• _Task instructions_:
Find each line of the material below in which the word "into" occurs, and return it.

• _Provided records_:
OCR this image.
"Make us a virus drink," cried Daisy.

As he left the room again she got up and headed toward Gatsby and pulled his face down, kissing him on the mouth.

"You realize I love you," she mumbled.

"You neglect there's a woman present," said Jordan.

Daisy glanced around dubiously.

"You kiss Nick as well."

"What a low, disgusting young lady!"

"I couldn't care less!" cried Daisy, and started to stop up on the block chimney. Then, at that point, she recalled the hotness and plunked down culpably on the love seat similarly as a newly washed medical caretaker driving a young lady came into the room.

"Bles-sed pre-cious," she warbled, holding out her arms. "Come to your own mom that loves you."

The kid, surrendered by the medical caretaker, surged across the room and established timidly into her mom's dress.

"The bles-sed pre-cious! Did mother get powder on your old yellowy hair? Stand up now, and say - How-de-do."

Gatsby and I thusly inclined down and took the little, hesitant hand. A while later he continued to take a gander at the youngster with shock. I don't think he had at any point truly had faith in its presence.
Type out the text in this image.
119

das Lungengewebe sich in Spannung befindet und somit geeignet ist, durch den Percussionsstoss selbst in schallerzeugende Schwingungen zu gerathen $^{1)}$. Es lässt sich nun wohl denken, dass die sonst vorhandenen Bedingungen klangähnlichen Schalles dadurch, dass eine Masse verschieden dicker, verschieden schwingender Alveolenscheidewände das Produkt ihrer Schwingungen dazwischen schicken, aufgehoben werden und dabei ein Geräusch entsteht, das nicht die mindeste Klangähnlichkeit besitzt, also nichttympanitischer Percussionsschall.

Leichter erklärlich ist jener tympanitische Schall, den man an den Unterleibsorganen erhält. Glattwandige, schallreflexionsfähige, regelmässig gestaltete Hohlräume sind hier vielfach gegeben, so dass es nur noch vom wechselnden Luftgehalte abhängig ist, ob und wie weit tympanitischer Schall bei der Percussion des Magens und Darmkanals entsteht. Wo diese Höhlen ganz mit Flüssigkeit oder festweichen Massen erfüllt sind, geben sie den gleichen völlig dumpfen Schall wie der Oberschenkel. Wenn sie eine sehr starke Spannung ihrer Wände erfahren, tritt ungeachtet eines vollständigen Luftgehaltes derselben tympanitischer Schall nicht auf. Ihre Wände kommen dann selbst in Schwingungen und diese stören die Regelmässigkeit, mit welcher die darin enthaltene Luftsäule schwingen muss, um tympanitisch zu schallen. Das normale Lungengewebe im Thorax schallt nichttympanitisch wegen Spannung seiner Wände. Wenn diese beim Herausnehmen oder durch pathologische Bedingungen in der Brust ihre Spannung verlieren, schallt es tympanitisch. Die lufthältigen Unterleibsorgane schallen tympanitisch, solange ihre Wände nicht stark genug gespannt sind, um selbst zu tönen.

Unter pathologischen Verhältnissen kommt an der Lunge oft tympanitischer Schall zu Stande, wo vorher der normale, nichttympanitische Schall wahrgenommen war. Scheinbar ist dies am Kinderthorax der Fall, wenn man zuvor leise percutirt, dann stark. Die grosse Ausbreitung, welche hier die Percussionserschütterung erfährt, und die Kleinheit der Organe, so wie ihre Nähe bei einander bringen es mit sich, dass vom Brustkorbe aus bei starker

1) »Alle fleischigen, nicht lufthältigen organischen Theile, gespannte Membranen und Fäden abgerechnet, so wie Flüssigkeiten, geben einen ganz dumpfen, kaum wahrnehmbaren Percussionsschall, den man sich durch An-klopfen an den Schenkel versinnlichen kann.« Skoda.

• _Task output_:
"I couldn't care less!" cried Daisy, and started to stop up on the block chimney. Then, at that point, she recalled the hotness and plunked down culpably on the love seat similarly as a newly washed medical caretaker driving a young lady came into the room.
The kid, surrendered by the medical caretaker, surged across the room and established timidly into her mom's dress.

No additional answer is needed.